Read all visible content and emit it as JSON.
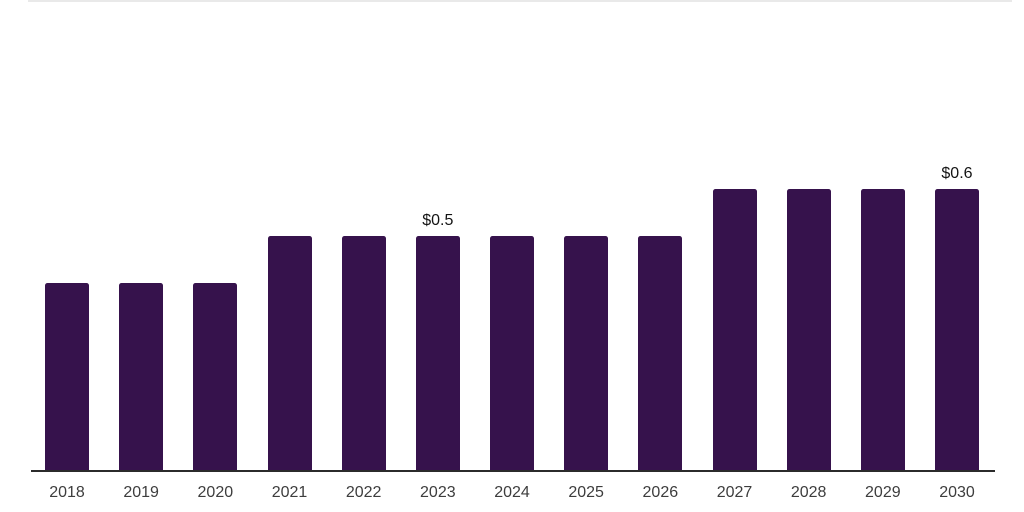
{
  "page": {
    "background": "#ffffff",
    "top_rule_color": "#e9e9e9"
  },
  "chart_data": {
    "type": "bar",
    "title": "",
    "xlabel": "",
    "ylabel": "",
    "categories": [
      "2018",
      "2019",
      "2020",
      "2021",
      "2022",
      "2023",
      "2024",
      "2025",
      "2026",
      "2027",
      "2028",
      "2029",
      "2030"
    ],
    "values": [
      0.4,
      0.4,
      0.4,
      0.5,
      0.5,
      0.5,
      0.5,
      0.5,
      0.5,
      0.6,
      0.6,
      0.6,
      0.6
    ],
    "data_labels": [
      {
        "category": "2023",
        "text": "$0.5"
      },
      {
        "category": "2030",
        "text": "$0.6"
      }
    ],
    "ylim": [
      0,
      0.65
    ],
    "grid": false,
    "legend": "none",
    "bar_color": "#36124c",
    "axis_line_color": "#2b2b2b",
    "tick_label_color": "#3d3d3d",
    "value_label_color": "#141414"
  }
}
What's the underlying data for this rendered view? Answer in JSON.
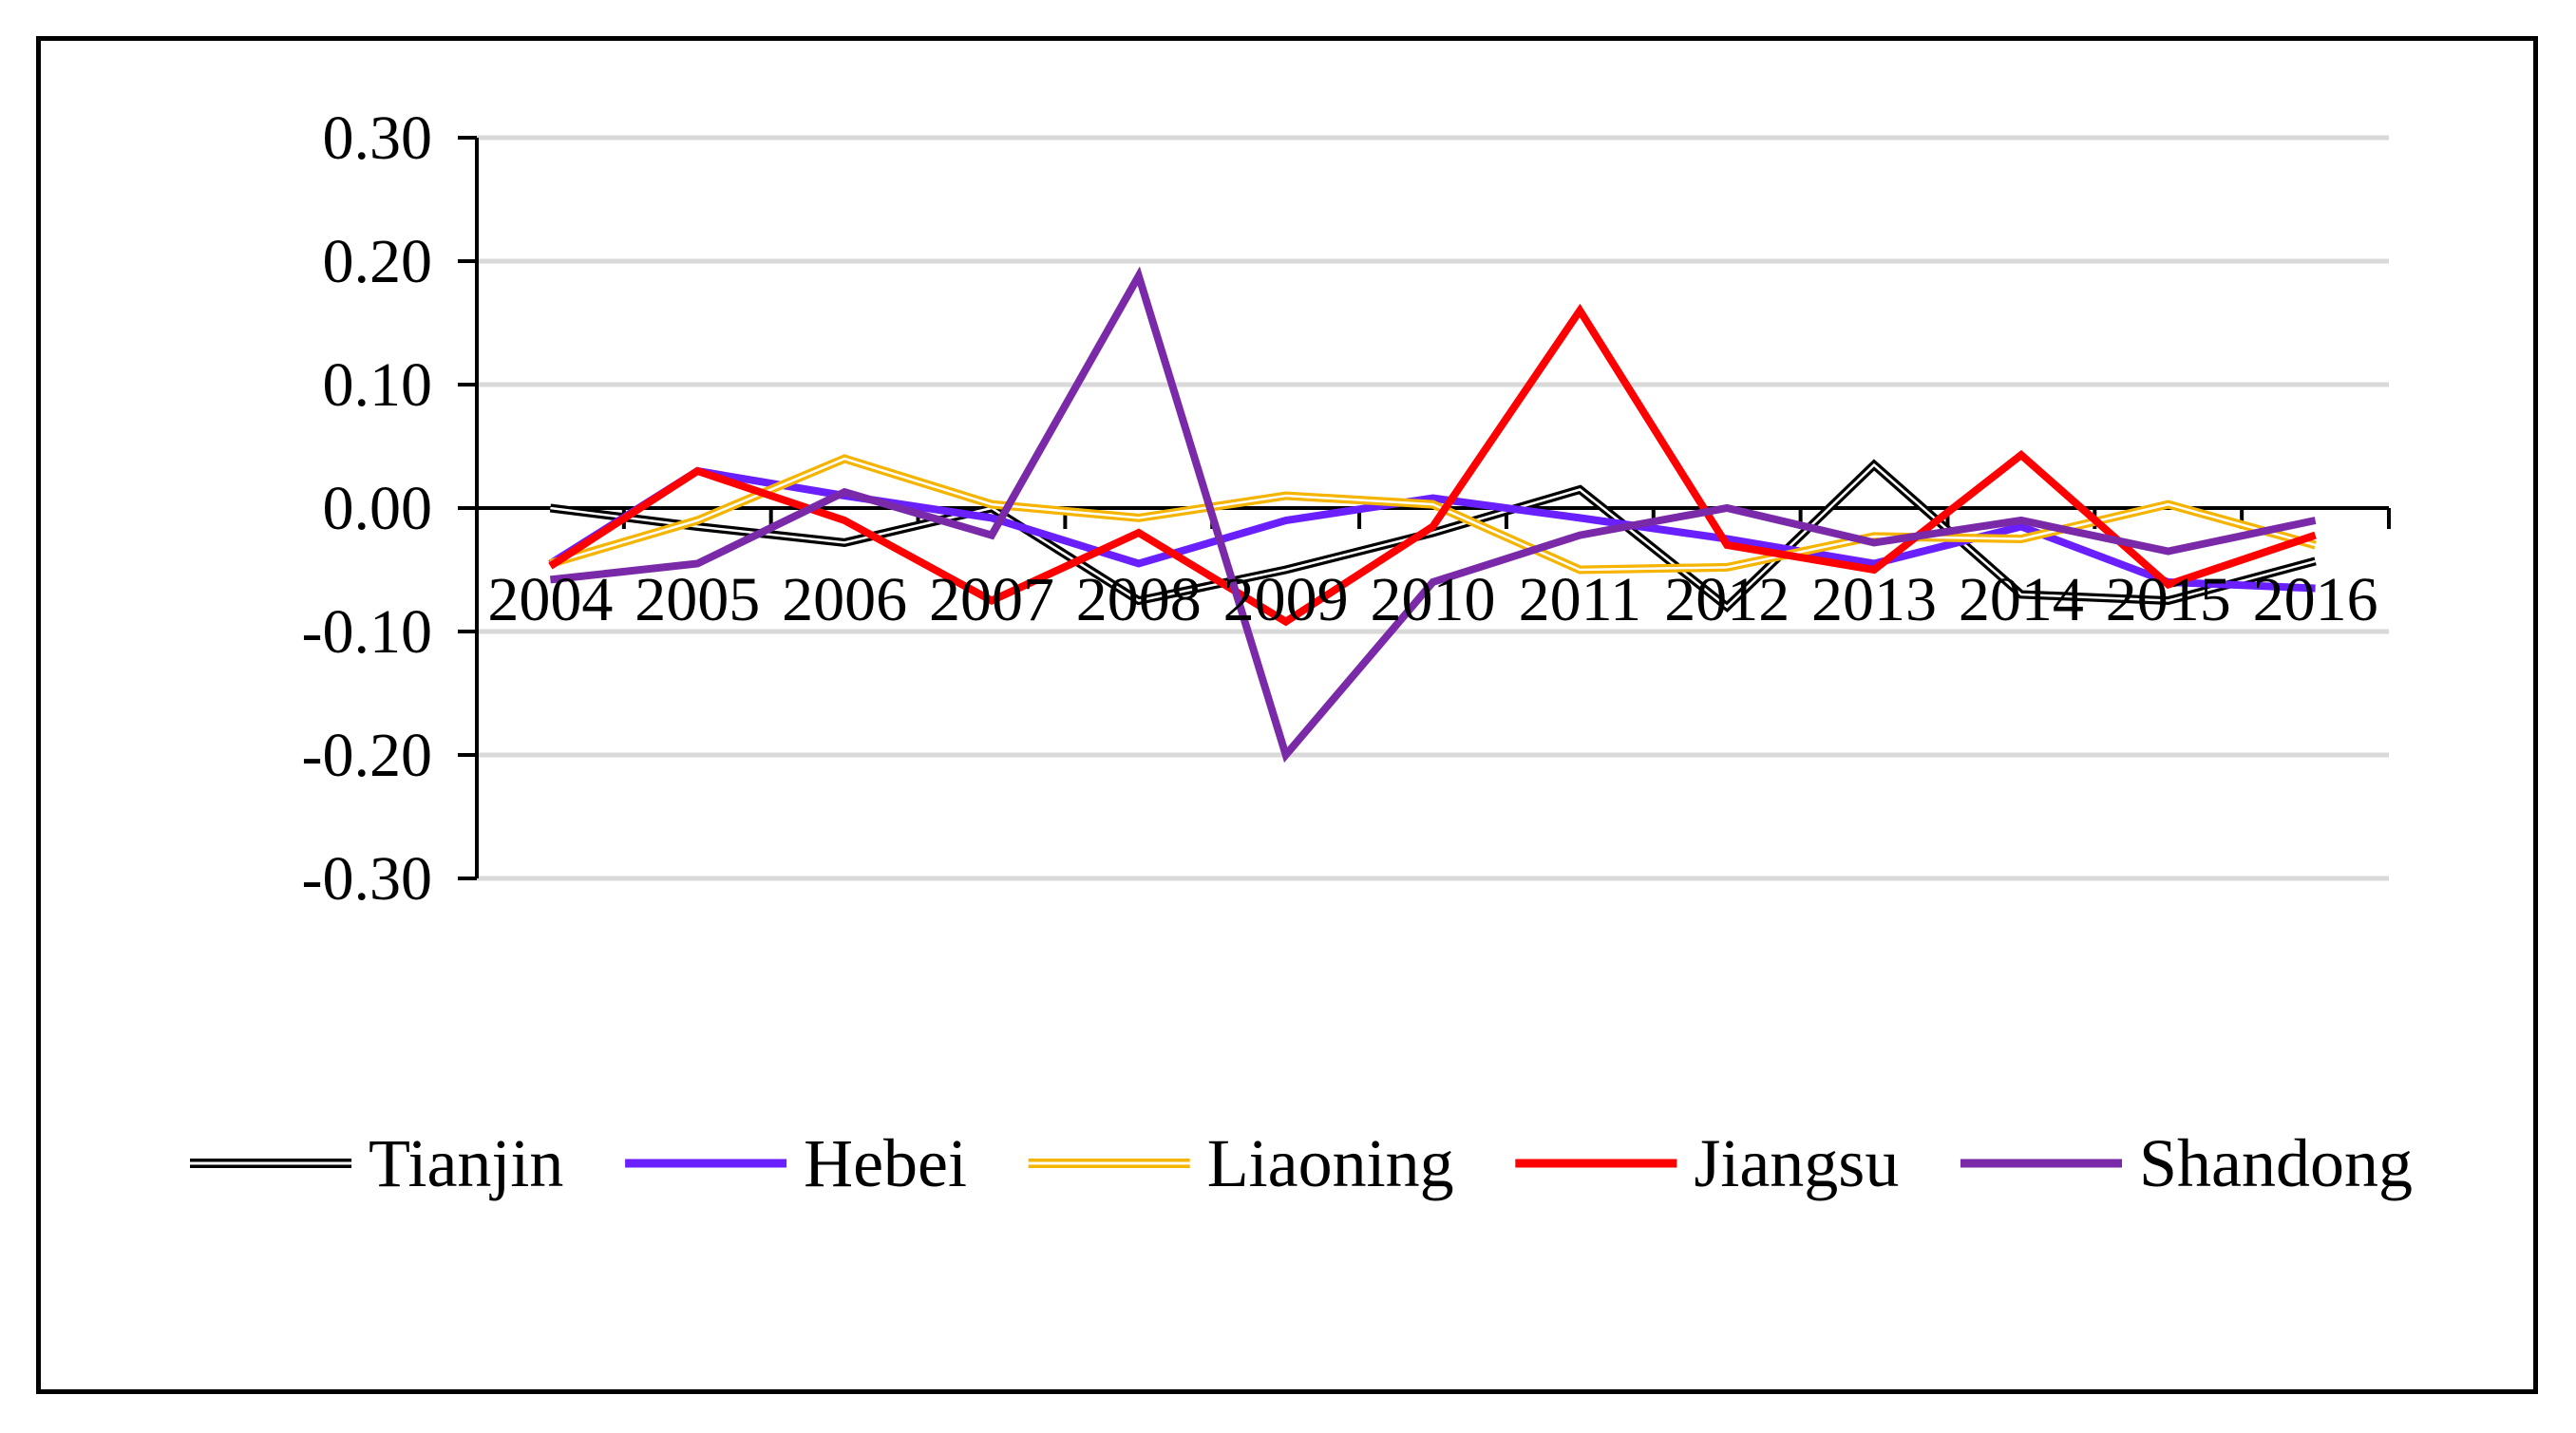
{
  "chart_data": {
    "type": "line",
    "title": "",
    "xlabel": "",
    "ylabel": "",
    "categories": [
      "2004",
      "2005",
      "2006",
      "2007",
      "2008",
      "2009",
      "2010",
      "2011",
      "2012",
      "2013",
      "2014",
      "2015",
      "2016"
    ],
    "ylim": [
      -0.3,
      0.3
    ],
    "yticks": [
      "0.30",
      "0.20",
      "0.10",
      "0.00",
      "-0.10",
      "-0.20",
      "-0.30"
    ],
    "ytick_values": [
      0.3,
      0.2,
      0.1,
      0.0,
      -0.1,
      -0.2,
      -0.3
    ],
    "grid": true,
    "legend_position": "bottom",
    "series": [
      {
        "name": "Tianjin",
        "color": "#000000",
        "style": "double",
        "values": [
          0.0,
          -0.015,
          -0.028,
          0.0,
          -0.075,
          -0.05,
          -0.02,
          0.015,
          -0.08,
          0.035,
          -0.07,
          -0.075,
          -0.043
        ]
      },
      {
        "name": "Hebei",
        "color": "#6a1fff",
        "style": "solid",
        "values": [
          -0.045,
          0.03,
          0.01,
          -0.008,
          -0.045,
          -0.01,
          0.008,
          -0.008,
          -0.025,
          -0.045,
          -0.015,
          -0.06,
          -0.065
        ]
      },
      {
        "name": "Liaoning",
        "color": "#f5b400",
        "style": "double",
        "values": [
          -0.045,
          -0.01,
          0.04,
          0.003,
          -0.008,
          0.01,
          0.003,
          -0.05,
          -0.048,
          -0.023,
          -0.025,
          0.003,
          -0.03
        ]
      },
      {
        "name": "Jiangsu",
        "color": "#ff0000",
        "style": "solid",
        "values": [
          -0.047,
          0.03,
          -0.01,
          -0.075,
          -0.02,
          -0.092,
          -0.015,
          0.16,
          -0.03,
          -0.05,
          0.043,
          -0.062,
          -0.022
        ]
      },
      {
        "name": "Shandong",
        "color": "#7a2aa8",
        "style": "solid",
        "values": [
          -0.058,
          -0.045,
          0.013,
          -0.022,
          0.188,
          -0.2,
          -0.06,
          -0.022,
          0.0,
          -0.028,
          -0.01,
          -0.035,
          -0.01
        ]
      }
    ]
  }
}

### Task to carry out
Which lines of the data above contain "name"? Copy each one.

### Written answer
        "name": "Tianjin",
        "name": "Hebei",
        "name": "Liaoning",
        "name": "Jiangsu",
        "name": "Shandong",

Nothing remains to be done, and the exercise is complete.